Begin DATASET EXCERPTS

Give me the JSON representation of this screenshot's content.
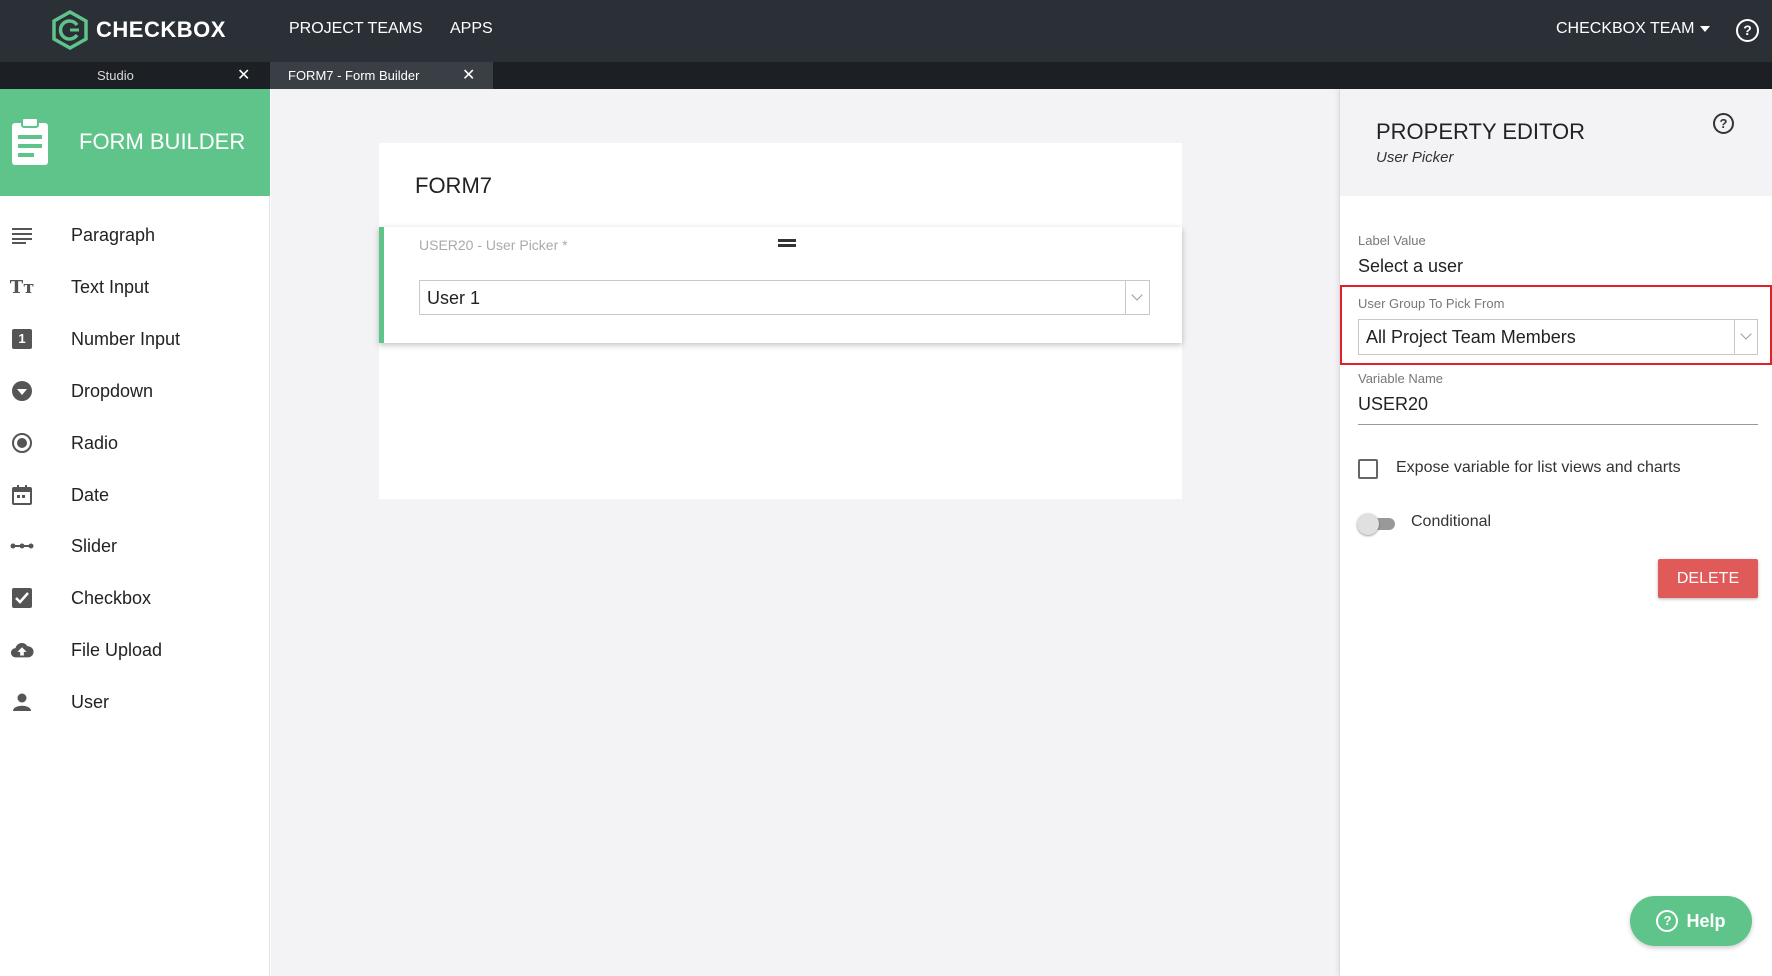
{
  "app": {
    "brand": "CHECKBOX",
    "nav": [
      "PROJECT TEAMS",
      "APPS"
    ],
    "team_menu": "CHECKBOX TEAM",
    "help_glyph": "?"
  },
  "tabs": [
    {
      "label": "Studio",
      "close": "✕",
      "active": false
    },
    {
      "label": "FORM7 - Form Builder",
      "close": "✕",
      "active": true
    }
  ],
  "sidebar": {
    "title": "FORM BUILDER",
    "items": [
      {
        "label": "Paragraph",
        "icon": "paragraph-icon"
      },
      {
        "label": "Text Input",
        "icon": "text-input-icon",
        "glyph": "Tт"
      },
      {
        "label": "Number Input",
        "icon": "number-input-icon",
        "glyph": "1"
      },
      {
        "label": "Dropdown",
        "icon": "dropdown-icon"
      },
      {
        "label": "Radio",
        "icon": "radio-icon"
      },
      {
        "label": "Date",
        "icon": "calendar-icon"
      },
      {
        "label": "Slider",
        "icon": "slider-icon"
      },
      {
        "label": "Checkbox",
        "icon": "checkbox-icon"
      },
      {
        "label": "File Upload",
        "icon": "cloud-upload-icon"
      },
      {
        "label": "User",
        "icon": "user-icon"
      }
    ]
  },
  "form": {
    "title": "FORM7",
    "field": {
      "label": "USER20 - User Picker *",
      "value": "User 1"
    }
  },
  "property_editor": {
    "title": "PROPERTY EDITOR",
    "subtitle": "User Picker",
    "help_glyph": "?",
    "label_value_label": "Label Value",
    "label_value": "Select a user",
    "user_group_label": "User Group To Pick From",
    "user_group_value": "All Project Team Members",
    "variable_name_label": "Variable Name",
    "variable_name_value": "USER20",
    "expose_label": "Expose variable for list views and charts",
    "conditional_label": "Conditional",
    "delete_label": "DELETE"
  },
  "help_button": {
    "label": "Help",
    "glyph": "?"
  },
  "colors": {
    "topbar": "#2b3037",
    "accent_green": "#5fc48a",
    "delete_red": "#e05a5a",
    "highlight_red": "#e0212a"
  }
}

End DATASET EXCERPTS

■ THE REQUEST:
Give all the lines above again, character for character, without pictures.

■ ANSWER TO THE TASK:
Give me the JSON representation of this screenshot's content.
{
  "app": {
    "brand": "CHECKBOX",
    "nav": [
      "PROJECT TEAMS",
      "APPS"
    ],
    "team_menu": "CHECKBOX TEAM",
    "help_glyph": "?"
  },
  "tabs": [
    {
      "label": "Studio",
      "close": "✕",
      "active": false
    },
    {
      "label": "FORM7 - Form Builder",
      "close": "✕",
      "active": true
    }
  ],
  "sidebar": {
    "title": "FORM BUILDER",
    "items": [
      {
        "label": "Paragraph",
        "icon": "paragraph-icon"
      },
      {
        "label": "Text Input",
        "icon": "text-input-icon",
        "glyph": "Tт"
      },
      {
        "label": "Number Input",
        "icon": "number-input-icon",
        "glyph": "1"
      },
      {
        "label": "Dropdown",
        "icon": "dropdown-icon"
      },
      {
        "label": "Radio",
        "icon": "radio-icon"
      },
      {
        "label": "Date",
        "icon": "calendar-icon"
      },
      {
        "label": "Slider",
        "icon": "slider-icon"
      },
      {
        "label": "Checkbox",
        "icon": "checkbox-icon"
      },
      {
        "label": "File Upload",
        "icon": "cloud-upload-icon"
      },
      {
        "label": "User",
        "icon": "user-icon"
      }
    ]
  },
  "form": {
    "title": "FORM7",
    "field": {
      "label": "USER20 - User Picker *",
      "value": "User 1"
    }
  },
  "property_editor": {
    "title": "PROPERTY EDITOR",
    "subtitle": "User Picker",
    "help_glyph": "?",
    "label_value_label": "Label Value",
    "label_value": "Select a user",
    "user_group_label": "User Group To Pick From",
    "user_group_value": "All Project Team Members",
    "variable_name_label": "Variable Name",
    "variable_name_value": "USER20",
    "expose_label": "Expose variable for list views and charts",
    "conditional_label": "Conditional",
    "delete_label": "DELETE"
  },
  "help_button": {
    "label": "Help",
    "glyph": "?"
  },
  "colors": {
    "topbar": "#2b3037",
    "accent_green": "#5fc48a",
    "delete_red": "#e05a5a",
    "highlight_red": "#e0212a"
  }
}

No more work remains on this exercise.